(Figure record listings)
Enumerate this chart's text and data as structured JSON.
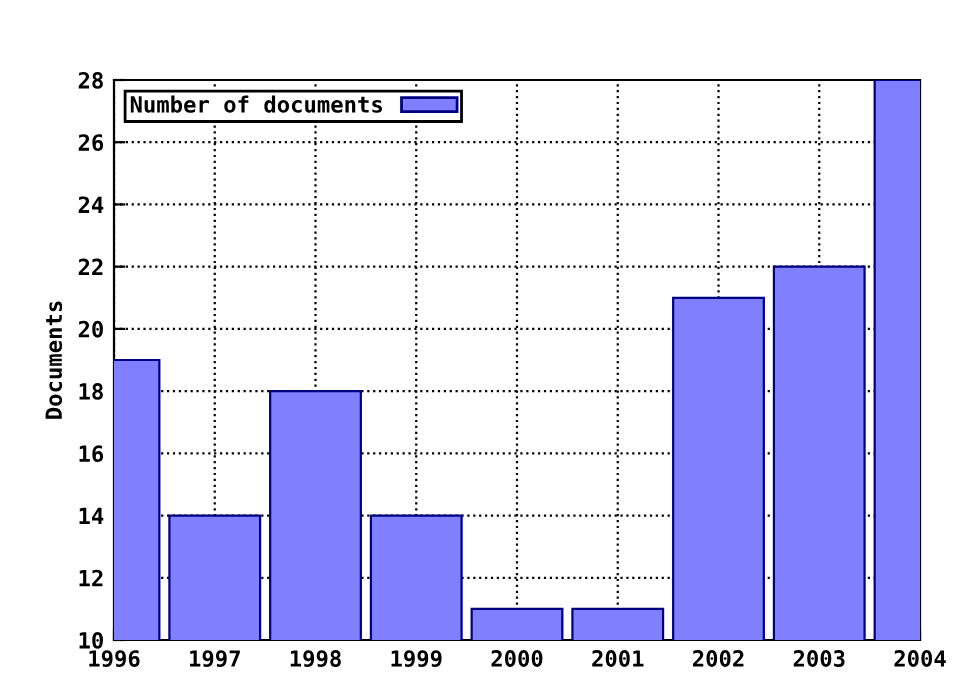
{
  "chart_data": {
    "type": "bar",
    "ylabel": "Documents",
    "x": [
      1996,
      1997,
      1998,
      1999,
      2000,
      2001,
      2002,
      2003,
      2004
    ],
    "series": [
      {
        "name": "Number of documents",
        "color": "#8080ff",
        "values": [
          19,
          14,
          18,
          14,
          11,
          11,
          21,
          22,
          28
        ]
      }
    ],
    "xlim": [
      1996,
      2004
    ],
    "xticks": [
      1996,
      1997,
      1998,
      1999,
      2000,
      2001,
      2002,
      2003,
      2004
    ],
    "ylim": [
      10,
      28
    ],
    "yticks": [
      10,
      12,
      14,
      16,
      18,
      20,
      22,
      24,
      26,
      28
    ],
    "grid": true,
    "legend": "top left",
    "line_style": "dotted"
  }
}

TASK TO CARRY OUT: Your task is to transcribe all of the records precisely, with no images included.

ANSWER TO THIS EXERCISE:
Enumerate this chart's text and data as structured JSON.
{
  "chart_data": {
    "type": "bar",
    "ylabel": "Documents",
    "x": [
      1996,
      1997,
      1998,
      1999,
      2000,
      2001,
      2002,
      2003,
      2004
    ],
    "series": [
      {
        "name": "Number of documents",
        "color": "#8080ff",
        "values": [
          19,
          14,
          18,
          14,
          11,
          11,
          21,
          22,
          28
        ]
      }
    ],
    "xlim": [
      1996,
      2004
    ],
    "xticks": [
      1996,
      1997,
      1998,
      1999,
      2000,
      2001,
      2002,
      2003,
      2004
    ],
    "ylim": [
      10,
      28
    ],
    "yticks": [
      10,
      12,
      14,
      16,
      18,
      20,
      22,
      24,
      26,
      28
    ],
    "grid": true,
    "legend": "top left",
    "line_style": "dotted"
  }
}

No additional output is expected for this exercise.